## Exercise
Retype the listing that follows, word for word.

Records excerpted from a collection:
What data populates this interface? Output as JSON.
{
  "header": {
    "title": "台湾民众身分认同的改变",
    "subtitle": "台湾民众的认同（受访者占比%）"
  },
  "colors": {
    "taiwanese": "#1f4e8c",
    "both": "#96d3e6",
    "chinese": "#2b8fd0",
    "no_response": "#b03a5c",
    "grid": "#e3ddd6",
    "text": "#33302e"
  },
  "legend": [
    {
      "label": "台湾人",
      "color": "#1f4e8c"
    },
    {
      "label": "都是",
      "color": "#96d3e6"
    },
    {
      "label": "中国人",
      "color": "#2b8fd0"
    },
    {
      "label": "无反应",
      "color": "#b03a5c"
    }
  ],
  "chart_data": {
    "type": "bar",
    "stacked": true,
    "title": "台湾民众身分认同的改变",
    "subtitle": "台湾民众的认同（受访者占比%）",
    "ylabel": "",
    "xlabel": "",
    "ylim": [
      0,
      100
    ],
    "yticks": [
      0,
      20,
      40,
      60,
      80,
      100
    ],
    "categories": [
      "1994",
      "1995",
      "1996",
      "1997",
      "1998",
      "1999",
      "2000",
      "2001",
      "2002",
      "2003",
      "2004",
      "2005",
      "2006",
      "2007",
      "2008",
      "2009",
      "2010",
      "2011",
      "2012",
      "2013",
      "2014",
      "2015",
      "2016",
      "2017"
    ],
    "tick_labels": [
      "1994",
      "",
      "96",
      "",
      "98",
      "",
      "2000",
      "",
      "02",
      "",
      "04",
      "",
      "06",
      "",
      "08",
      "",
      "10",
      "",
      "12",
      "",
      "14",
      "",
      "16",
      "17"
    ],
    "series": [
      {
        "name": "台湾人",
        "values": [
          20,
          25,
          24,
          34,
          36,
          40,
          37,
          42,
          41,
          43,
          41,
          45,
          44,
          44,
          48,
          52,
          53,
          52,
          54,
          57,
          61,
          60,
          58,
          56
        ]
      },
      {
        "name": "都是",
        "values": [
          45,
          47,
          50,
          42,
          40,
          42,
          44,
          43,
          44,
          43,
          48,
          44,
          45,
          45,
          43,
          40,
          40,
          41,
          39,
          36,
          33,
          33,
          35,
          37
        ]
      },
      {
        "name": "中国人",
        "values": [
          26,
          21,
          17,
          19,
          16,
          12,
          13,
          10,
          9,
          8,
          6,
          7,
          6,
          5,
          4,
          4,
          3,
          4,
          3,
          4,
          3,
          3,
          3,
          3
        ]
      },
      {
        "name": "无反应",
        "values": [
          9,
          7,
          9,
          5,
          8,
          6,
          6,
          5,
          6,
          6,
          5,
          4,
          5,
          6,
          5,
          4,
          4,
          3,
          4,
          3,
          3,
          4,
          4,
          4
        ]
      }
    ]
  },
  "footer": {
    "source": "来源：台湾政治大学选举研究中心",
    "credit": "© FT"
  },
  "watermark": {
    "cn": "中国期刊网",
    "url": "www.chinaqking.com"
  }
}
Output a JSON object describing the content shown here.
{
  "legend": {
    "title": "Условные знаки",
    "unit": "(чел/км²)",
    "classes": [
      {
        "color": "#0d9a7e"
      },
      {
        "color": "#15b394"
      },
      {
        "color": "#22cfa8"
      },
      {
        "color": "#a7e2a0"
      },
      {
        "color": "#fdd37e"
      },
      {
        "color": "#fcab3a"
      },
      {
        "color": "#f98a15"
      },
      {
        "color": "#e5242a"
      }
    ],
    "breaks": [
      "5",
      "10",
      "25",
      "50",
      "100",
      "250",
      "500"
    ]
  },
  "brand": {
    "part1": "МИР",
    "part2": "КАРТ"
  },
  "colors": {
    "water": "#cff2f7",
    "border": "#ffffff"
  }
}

## Output below
What data populates this interface? Output as JSON.
{
  "header": {
    "title": "台湾民众身分认同的改变",
    "subtitle": "台湾民众的认同（受访者占比%）"
  },
  "colors": {
    "taiwanese": "#1f4e8c",
    "both": "#96d3e6",
    "chinese": "#2b8fd0",
    "no_response": "#b03a5c",
    "grid": "#e3ddd6",
    "text": "#33302e"
  },
  "legend": [
    {
      "label": "台湾人",
      "color": "#1f4e8c"
    },
    {
      "label": "都是",
      "color": "#96d3e6"
    },
    {
      "label": "中国人",
      "color": "#2b8fd0"
    },
    {
      "label": "无反应",
      "color": "#b03a5c"
    }
  ],
  "chart_data": {
    "type": "bar",
    "stacked": true,
    "title": "台湾民众身分认同的改变",
    "subtitle": "台湾民众的认同（受访者占比%）",
    "ylabel": "",
    "xlabel": "",
    "ylim": [
      0,
      100
    ],
    "yticks": [
      0,
      20,
      40,
      60,
      80,
      100
    ],
    "categories": [
      "1994",
      "1995",
      "1996",
      "1997",
      "1998",
      "1999",
      "2000",
      "2001",
      "2002",
      "2003",
      "2004",
      "2005",
      "2006",
      "2007",
      "2008",
      "2009",
      "2010",
      "2011",
      "2012",
      "2013",
      "2014",
      "2015",
      "2016",
      "2017"
    ],
    "tick_labels": [
      "1994",
      "",
      "96",
      "",
      "98",
      "",
      "2000",
      "",
      "02",
      "",
      "04",
      "",
      "06",
      "",
      "08",
      "",
      "10",
      "",
      "12",
      "",
      "14",
      "",
      "16",
      "17"
    ],
    "series": [
      {
        "name": "台湾人",
        "values": [
          20,
          25,
          24,
          34,
          36,
          40,
          37,
          42,
          41,
          43,
          41,
          45,
          44,
          44,
          48,
          52,
          53,
          52,
          54,
          57,
          61,
          60,
          58,
          56
        ]
      },
      {
        "name": "都是",
        "values": [
          45,
          47,
          50,
          42,
          40,
          42,
          44,
          43,
          44,
          43,
          48,
          44,
          45,
          45,
          43,
          40,
          40,
          41,
          39,
          36,
          33,
          33,
          35,
          37
        ]
      },
      {
        "name": "中国人",
        "values": [
          26,
          21,
          17,
          19,
          16,
          12,
          13,
          10,
          9,
          8,
          6,
          7,
          6,
          5,
          4,
          4,
          3,
          4,
          3,
          4,
          3,
          3,
          3,
          3
        ]
      },
      {
        "name": "无反应",
        "values": [
          9,
          7,
          9,
          5,
          8,
          6,
          6,
          5,
          6,
          6,
          5,
          4,
          5,
          6,
          5,
          4,
          4,
          3,
          4,
          3,
          3,
          4,
          4,
          4
        ]
      }
    ]
  },
  "footer": {
    "source": "来源：台湾政治大学选举研究中心",
    "credit": "© FT"
  },
  "watermark": {
    "cn": "中国期刊网",
    "url": "www.chinaqking.com"
  }
}
Output a JSON object describing the content shown here.
{
  "legend": {
    "title": "Условные знаки",
    "unit": "(чел/км²)",
    "classes": [
      {
        "color": "#0d9a7e"
      },
      {
        "color": "#15b394"
      },
      {
        "color": "#22cfa8"
      },
      {
        "color": "#a7e2a0"
      },
      {
        "color": "#fdd37e"
      },
      {
        "color": "#fcab3a"
      },
      {
        "color": "#f98a15"
      },
      {
        "color": "#e5242a"
      }
    ],
    "breaks": [
      "5",
      "10",
      "25",
      "50",
      "100",
      "250",
      "500"
    ]
  },
  "brand": {
    "part1": "МИР",
    "part2": "КАРТ"
  },
  "colors": {
    "water": "#cff2f7",
    "border": "#ffffff"
  }
}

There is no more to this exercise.